** START **

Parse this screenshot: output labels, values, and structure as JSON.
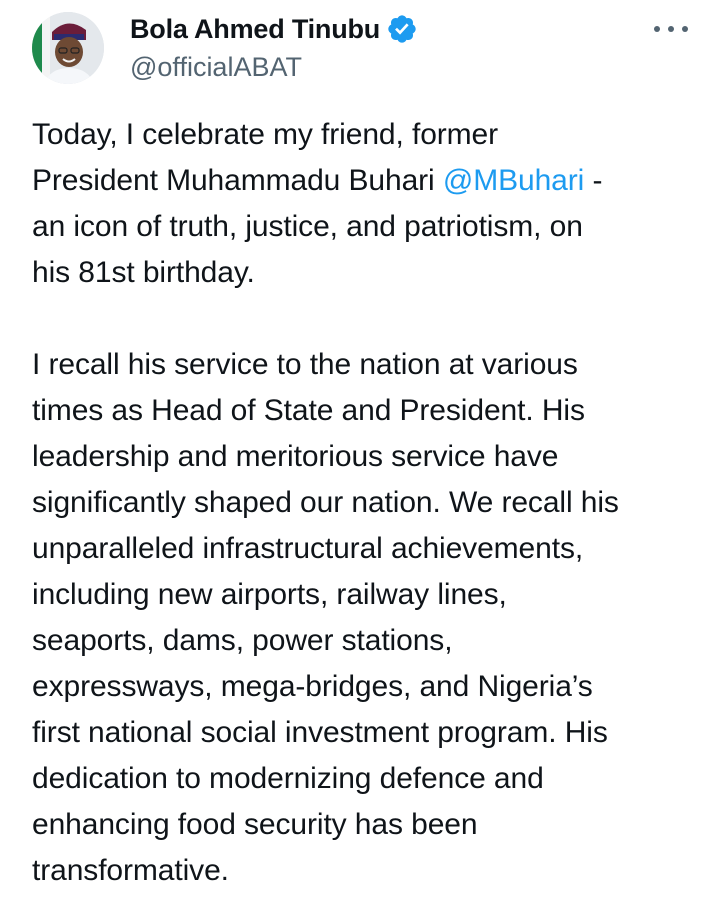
{
  "author": {
    "display_name": "Bola Ahmed Tinubu",
    "handle": "@officialABAT",
    "verified": true,
    "verified_color": "#1d9bf0"
  },
  "actions": {
    "more_icon": "more-horizontal-icon"
  },
  "tweet": {
    "paragraph_1": {
      "line_1": "Today, I celebrate my friend, former",
      "line_2_prefix": "President Muhammadu Buhari ",
      "mention": "@MBuhari",
      "line_2_suffix": " -",
      "line_3": "an icon of truth, justice, and patriotism, on",
      "line_4": "his 81st birthday."
    },
    "paragraph_2": {
      "lines": [
        "I recall his service to the nation at various",
        "times as Head of State and President. His",
        "leadership and meritorious service have",
        "significantly shaped our nation. We recall his",
        "unparalleled infrastructural achievements,",
        "including new airports, railway lines,",
        "seaports, dams, power stations,",
        "expressways, mega-bridges, and Nigeria’s",
        "first national social investment program. His",
        "dedication to modernizing defence and",
        "enhancing food security has been",
        "transformative."
      ]
    }
  },
  "colors": {
    "text": "#0f1419",
    "secondary": "#536471",
    "link": "#1d9bf0"
  }
}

** END **

Work to be completed
Leave the pictures out, and transcribe each of the records exactly.

Output of the task
Parse this screenshot: output labels, values, and structure as JSON.
{
  "author": {
    "display_name": "Bola Ahmed Tinubu",
    "handle": "@officialABAT",
    "verified": true,
    "verified_color": "#1d9bf0"
  },
  "actions": {
    "more_icon": "more-horizontal-icon"
  },
  "tweet": {
    "paragraph_1": {
      "line_1": "Today, I celebrate my friend, former",
      "line_2_prefix": "President Muhammadu Buhari ",
      "mention": "@MBuhari",
      "line_2_suffix": " -",
      "line_3": "an icon of truth, justice, and patriotism, on",
      "line_4": "his 81st birthday."
    },
    "paragraph_2": {
      "lines": [
        "I recall his service to the nation at various",
        "times as Head of State and President. His",
        "leadership and meritorious service have",
        "significantly shaped our nation. We recall his",
        "unparalleled infrastructural achievements,",
        "including new airports, railway lines,",
        "seaports, dams, power stations,",
        "expressways, mega-bridges, and Nigeria’s",
        "first national social investment program. His",
        "dedication to modernizing defence and",
        "enhancing food security has been",
        "transformative."
      ]
    }
  },
  "colors": {
    "text": "#0f1419",
    "secondary": "#536471",
    "link": "#1d9bf0"
  }
}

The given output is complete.